* _MATERIAL PROVIDED_
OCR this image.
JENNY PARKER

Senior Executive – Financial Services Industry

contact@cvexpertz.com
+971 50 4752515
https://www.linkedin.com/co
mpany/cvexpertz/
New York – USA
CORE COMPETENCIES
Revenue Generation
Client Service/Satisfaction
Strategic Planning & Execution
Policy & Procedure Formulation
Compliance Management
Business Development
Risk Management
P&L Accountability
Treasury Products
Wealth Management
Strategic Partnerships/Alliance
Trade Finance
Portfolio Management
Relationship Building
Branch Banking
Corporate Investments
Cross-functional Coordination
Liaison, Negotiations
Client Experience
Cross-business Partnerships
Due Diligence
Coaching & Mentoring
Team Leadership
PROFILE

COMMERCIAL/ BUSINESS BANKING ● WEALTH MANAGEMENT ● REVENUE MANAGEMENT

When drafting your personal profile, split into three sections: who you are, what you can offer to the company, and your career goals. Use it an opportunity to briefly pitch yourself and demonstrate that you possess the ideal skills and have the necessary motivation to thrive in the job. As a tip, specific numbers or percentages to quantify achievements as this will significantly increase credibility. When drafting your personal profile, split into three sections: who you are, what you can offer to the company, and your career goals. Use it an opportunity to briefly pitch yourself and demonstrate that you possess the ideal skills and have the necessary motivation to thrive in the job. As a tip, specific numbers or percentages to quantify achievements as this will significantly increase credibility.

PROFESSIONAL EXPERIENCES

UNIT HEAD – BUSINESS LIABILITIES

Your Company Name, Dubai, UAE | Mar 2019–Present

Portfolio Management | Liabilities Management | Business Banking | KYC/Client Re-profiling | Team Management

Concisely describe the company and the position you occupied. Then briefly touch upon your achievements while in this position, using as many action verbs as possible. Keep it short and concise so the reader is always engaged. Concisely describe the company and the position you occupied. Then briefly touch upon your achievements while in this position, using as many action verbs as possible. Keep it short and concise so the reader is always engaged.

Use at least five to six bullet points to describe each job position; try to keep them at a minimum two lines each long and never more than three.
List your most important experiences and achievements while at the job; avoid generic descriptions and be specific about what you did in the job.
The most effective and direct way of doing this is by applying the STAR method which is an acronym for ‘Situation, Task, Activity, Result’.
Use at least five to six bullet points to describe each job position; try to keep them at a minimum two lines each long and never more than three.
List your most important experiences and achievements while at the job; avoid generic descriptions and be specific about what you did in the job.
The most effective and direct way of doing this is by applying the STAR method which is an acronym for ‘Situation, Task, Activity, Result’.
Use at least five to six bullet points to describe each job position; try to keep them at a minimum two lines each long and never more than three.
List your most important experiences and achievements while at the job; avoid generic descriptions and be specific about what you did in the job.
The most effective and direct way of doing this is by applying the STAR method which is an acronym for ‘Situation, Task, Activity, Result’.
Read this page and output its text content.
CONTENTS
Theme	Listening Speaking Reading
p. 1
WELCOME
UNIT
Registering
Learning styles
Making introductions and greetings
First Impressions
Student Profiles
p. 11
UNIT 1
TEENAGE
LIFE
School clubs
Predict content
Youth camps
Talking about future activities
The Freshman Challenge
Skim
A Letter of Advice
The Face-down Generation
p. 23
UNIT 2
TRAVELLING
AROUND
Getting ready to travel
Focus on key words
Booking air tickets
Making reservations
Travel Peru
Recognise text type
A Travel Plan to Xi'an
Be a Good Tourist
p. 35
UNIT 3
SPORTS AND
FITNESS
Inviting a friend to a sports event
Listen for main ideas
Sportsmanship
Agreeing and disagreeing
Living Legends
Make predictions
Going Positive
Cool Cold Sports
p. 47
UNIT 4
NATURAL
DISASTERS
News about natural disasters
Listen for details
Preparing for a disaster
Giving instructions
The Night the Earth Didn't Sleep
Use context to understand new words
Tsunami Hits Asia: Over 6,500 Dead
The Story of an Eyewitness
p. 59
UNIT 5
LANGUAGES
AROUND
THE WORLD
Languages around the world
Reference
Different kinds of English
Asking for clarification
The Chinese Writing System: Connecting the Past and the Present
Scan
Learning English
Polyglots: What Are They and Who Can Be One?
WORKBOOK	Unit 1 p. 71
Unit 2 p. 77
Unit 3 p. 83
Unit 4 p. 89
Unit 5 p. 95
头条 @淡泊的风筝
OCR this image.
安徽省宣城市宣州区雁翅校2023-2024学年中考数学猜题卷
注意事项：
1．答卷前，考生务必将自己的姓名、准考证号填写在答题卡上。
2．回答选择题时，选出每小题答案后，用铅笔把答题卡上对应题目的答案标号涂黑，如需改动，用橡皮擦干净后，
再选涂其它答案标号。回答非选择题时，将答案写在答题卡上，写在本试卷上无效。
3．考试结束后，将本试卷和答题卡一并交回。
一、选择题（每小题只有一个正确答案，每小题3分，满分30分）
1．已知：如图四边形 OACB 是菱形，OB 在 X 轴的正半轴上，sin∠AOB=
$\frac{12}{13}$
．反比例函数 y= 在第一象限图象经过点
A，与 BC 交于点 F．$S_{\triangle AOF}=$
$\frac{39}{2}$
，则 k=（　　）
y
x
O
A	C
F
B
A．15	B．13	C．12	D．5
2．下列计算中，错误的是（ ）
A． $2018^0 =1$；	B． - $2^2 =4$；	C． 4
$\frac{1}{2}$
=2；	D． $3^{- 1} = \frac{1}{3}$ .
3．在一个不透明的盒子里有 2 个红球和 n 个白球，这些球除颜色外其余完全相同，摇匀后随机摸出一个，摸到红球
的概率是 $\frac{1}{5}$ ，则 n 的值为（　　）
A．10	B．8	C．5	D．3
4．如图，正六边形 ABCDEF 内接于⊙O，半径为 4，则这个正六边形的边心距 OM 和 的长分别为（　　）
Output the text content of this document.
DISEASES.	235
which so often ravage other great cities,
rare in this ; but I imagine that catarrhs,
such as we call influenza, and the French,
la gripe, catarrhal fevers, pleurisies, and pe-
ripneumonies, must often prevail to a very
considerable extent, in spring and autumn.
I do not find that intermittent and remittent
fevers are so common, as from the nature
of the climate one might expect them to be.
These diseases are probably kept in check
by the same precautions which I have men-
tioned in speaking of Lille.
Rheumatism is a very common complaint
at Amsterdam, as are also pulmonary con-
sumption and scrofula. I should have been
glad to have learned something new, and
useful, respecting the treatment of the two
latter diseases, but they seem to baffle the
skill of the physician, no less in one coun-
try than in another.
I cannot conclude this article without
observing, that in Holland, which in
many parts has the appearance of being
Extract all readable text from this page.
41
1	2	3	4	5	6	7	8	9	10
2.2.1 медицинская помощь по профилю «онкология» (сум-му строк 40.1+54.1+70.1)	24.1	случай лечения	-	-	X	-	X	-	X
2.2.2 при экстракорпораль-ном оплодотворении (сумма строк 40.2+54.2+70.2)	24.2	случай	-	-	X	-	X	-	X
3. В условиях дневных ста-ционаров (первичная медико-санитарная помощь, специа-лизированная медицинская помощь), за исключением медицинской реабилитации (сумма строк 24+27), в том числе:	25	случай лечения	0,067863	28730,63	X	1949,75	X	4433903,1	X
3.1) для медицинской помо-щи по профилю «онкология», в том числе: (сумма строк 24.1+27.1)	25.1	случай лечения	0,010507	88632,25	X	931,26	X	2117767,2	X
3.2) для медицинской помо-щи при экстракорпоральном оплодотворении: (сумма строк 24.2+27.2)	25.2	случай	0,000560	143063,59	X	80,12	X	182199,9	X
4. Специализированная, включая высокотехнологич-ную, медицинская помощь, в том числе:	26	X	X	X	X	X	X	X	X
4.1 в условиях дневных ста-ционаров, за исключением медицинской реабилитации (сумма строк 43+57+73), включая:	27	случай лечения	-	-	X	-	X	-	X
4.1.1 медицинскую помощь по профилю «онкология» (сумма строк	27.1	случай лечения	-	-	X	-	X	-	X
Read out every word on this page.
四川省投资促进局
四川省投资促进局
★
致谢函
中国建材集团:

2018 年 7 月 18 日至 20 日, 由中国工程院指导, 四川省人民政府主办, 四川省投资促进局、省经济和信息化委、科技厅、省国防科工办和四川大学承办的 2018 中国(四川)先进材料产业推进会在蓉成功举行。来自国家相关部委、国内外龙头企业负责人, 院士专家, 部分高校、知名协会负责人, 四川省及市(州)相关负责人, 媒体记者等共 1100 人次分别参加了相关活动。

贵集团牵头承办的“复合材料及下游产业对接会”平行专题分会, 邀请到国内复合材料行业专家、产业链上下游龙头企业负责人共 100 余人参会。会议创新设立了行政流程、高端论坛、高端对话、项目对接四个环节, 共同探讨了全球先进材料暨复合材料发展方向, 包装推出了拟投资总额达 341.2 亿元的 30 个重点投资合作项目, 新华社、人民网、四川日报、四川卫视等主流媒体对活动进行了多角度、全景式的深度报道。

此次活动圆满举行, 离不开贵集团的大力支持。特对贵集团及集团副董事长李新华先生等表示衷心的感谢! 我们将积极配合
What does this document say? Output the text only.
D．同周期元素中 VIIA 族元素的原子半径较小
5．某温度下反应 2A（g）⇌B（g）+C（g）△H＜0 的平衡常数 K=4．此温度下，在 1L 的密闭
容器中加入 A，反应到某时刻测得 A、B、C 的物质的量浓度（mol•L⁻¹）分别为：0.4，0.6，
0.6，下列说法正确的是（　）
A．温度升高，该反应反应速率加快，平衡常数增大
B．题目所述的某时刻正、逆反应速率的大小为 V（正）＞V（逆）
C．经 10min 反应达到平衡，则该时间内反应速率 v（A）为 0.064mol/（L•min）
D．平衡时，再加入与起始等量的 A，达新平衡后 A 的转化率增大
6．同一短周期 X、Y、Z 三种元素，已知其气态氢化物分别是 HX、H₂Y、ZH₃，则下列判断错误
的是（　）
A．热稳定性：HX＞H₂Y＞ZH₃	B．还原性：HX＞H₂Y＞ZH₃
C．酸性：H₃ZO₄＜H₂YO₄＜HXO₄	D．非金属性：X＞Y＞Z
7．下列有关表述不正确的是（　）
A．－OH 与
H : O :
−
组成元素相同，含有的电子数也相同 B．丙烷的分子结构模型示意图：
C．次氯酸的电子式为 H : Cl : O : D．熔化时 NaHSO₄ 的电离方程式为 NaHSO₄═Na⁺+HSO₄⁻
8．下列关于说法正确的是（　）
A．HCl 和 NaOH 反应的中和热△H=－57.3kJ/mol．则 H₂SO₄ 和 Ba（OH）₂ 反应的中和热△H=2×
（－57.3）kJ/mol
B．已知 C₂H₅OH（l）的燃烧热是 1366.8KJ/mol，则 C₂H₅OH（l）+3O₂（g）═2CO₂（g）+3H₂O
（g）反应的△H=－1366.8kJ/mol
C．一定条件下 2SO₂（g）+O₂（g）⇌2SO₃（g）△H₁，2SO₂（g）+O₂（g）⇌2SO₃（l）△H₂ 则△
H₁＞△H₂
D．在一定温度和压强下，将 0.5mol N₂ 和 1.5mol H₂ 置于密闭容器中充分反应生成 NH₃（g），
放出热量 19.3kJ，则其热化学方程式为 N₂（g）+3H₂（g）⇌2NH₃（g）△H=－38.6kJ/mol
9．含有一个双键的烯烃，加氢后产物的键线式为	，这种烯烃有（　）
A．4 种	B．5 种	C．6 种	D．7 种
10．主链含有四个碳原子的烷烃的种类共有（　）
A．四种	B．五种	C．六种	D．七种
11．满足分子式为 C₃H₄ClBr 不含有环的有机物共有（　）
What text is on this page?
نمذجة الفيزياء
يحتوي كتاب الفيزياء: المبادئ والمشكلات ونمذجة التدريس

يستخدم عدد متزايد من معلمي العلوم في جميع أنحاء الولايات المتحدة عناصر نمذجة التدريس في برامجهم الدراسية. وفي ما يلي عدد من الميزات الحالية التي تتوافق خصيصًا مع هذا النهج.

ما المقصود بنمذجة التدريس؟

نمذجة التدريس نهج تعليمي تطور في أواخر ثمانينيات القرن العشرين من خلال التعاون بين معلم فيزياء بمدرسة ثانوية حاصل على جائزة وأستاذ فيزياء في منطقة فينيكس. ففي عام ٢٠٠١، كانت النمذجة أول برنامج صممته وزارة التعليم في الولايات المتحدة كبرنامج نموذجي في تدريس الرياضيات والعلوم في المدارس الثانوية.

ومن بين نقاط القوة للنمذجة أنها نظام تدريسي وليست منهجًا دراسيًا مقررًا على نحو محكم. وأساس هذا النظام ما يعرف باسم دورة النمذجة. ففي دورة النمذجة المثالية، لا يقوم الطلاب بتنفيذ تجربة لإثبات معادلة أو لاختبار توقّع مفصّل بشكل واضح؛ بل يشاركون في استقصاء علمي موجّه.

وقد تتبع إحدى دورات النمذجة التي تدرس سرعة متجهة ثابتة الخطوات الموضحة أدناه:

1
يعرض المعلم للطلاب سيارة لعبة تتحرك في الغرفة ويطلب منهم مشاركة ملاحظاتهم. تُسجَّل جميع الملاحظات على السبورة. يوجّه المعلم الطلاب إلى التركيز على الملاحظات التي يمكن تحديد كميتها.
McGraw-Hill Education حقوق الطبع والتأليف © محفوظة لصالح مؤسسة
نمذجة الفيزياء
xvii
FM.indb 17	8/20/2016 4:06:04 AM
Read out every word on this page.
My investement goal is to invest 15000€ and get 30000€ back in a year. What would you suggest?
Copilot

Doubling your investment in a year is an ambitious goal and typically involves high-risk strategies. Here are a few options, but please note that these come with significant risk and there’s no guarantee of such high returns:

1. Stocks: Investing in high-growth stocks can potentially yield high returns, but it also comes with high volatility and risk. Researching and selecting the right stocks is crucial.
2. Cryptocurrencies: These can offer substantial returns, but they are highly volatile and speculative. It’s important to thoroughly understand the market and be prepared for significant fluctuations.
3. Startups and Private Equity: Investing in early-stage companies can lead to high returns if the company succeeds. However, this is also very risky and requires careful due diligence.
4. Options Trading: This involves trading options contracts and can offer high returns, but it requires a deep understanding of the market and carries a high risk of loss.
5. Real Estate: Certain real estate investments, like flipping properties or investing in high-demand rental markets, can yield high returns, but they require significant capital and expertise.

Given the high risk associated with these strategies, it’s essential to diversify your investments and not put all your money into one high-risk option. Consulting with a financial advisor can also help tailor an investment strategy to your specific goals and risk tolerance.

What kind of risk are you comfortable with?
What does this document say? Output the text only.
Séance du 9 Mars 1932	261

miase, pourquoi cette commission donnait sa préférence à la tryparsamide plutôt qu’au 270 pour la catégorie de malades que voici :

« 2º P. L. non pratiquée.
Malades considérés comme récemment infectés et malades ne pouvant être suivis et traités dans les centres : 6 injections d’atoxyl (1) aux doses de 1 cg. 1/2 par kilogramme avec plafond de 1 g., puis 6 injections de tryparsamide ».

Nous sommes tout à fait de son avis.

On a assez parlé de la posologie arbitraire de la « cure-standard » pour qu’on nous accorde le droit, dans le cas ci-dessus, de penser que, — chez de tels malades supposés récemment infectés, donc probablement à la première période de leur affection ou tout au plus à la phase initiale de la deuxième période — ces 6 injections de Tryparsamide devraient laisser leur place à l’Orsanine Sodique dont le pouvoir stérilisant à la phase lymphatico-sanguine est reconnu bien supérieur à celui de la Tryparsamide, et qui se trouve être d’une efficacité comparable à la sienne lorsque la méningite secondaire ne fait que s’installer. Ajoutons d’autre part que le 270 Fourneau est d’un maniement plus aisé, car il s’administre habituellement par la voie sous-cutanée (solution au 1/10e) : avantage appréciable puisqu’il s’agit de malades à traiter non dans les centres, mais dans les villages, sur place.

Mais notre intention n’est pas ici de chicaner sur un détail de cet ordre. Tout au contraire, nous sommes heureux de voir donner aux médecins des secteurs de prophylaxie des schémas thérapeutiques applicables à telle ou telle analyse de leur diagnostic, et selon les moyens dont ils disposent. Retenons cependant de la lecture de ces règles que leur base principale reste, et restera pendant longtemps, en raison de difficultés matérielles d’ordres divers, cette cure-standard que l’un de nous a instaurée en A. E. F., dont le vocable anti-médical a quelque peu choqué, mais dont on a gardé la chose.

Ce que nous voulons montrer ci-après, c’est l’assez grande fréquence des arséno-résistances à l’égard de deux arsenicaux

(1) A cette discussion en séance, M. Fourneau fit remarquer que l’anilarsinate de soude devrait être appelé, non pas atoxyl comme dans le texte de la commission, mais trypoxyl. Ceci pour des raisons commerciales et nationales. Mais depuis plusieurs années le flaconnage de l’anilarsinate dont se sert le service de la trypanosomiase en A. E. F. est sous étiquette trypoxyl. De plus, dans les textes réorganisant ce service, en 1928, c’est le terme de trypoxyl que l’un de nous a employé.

* _INSTRUCTIONS FOR THE TASK_
Each line in the listing above that contains "Strategic" should be copied.

* _TASK SOLUTION_
Strategic Planning & Execution
Strategic Partnerships/Alliance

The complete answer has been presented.